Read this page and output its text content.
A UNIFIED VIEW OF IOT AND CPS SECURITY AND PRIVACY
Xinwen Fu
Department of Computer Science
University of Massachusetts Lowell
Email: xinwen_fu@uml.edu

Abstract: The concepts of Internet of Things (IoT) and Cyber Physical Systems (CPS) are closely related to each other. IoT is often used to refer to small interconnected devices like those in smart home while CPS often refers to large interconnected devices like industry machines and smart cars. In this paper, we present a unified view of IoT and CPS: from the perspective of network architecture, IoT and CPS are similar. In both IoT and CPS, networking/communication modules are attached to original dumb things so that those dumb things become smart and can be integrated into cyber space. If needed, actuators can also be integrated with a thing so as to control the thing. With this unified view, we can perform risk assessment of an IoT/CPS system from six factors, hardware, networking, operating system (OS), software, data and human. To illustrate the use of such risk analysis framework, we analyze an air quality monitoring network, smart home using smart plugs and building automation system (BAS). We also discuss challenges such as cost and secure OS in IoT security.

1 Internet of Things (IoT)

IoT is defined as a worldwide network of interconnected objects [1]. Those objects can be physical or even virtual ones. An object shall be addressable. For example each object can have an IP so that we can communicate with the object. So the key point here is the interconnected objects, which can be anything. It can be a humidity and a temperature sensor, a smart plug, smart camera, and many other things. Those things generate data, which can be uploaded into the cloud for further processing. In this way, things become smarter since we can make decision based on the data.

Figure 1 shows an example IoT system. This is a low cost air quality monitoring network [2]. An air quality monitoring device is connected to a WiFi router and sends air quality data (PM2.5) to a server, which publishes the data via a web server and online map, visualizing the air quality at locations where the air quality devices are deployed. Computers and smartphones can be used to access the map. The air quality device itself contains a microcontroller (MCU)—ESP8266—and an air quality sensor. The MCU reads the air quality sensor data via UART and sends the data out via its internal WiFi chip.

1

To do → Filter the listing above by the word "interconnected"; copy each line that passes.

Task answer →
Abstract: The concepts of Internet of Things (IoT) and Cyber Physical Systems (CPS) are closely related to each other. IoT is often used to refer to small interconnected devices like those in smart home while CPS often refers to large interconnected devices like industry machines and smart cars. In this paper, we present a unified view of IoT and CPS: from the perspective of network architecture, IoT and CPS are similar. In both IoT and CPS, networking/communication modules are attached to original dumb things so that those dumb things become smart and can be integrated into cyber space. If needed, actuators can also be integrated with a thing so as to control the thing. With this unified view, we can perform risk assessment of an IoT/CPS system from six factors, hardware, networking, operating system (OS), software, data and human. To illustrate the use of such risk analysis framework, we analyze an air quality monitoring network, smart home using smart plugs and building automation system (BAS). We also discuss challenges such as cost and secure OS in IoT security.
IoT is defined as a worldwide network of interconnected objects [1]. Those objects can be physical or even virtual ones. An object shall be addressable. For example each object can have an IP so that we can communicate with the object. So the key point here is the interconnected objects, which can be anything. It can be a humidity and a temperature sensor, a smart plug, smart camera, and many other things. Those things generate data, which can be uploaded into the cloud for further processing. In this way, things become smarter since we can make decision based on the data.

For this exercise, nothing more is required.